# Task instructions
Please write out all of the entries beneath this line exactly, skipping the pictures.

# Record excerpts
============================================================

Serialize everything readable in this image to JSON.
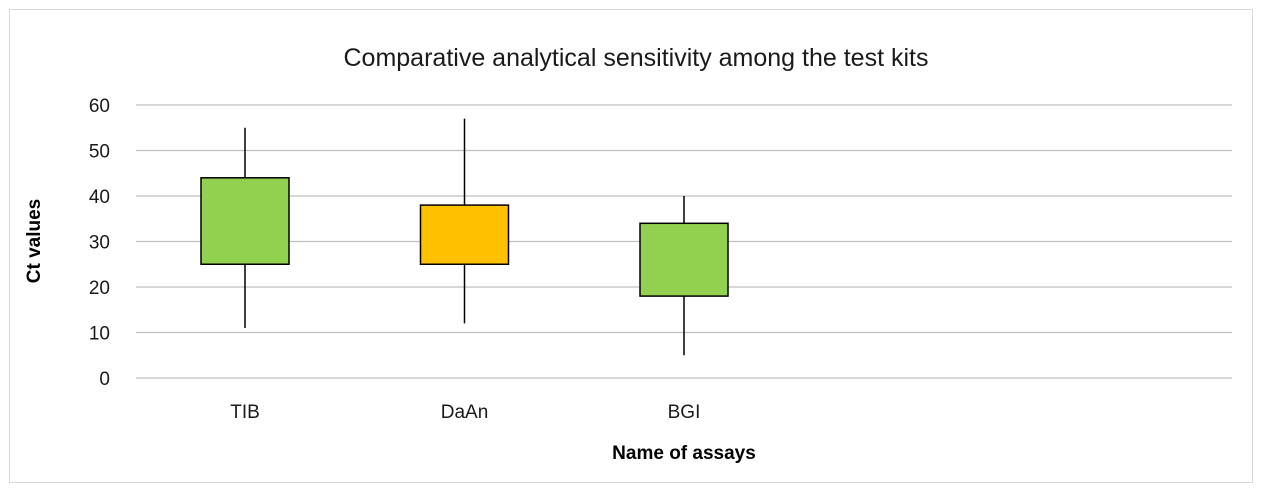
{
  "chart_data": {
    "type": "box",
    "title": "Comparative analytical sensitivity among the test kits",
    "xlabel": "Name of  assays",
    "ylabel": "Ct values",
    "ylim": [
      0,
      60
    ],
    "yticks": [
      "0",
      "10",
      "20",
      "30",
      "40",
      "50",
      "60"
    ],
    "grid": true,
    "legend": "none",
    "categories": [
      "TIB",
      "DaAn",
      "BGI"
    ],
    "boxes": [
      {
        "category": "TIB",
        "min": 11,
        "q1": 25,
        "q3": 44,
        "max": 55,
        "color": "#92d050"
      },
      {
        "category": "DaAn",
        "min": 12,
        "q1": 25,
        "q3": 38,
        "max": 57,
        "color": "#ffc000"
      },
      {
        "category": "BGI",
        "min": 5,
        "q1": 18,
        "q3": 34,
        "max": 40,
        "color": "#92d050"
      }
    ]
  }
}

============================================================

# Answer section
Serialize everything readable in this image to JSON.
{
  "chart_data": {
    "type": "box",
    "title": "Comparative analytical sensitivity among the test kits",
    "xlabel": "Name of  assays",
    "ylabel": "Ct values",
    "ylim": [
      0,
      60
    ],
    "yticks": [
      "0",
      "10",
      "20",
      "30",
      "40",
      "50",
      "60"
    ],
    "grid": true,
    "legend": "none",
    "categories": [
      "TIB",
      "DaAn",
      "BGI"
    ],
    "boxes": [
      {
        "category": "TIB",
        "min": 11,
        "q1": 25,
        "q3": 44,
        "max": 55,
        "color": "#92d050"
      },
      {
        "category": "DaAn",
        "min": 12,
        "q1": 25,
        "q3": 38,
        "max": 57,
        "color": "#ffc000"
      },
      {
        "category": "BGI",
        "min": 5,
        "q1": 18,
        "q3": 34,
        "max": 40,
        "color": "#92d050"
      }
    ]
  }
}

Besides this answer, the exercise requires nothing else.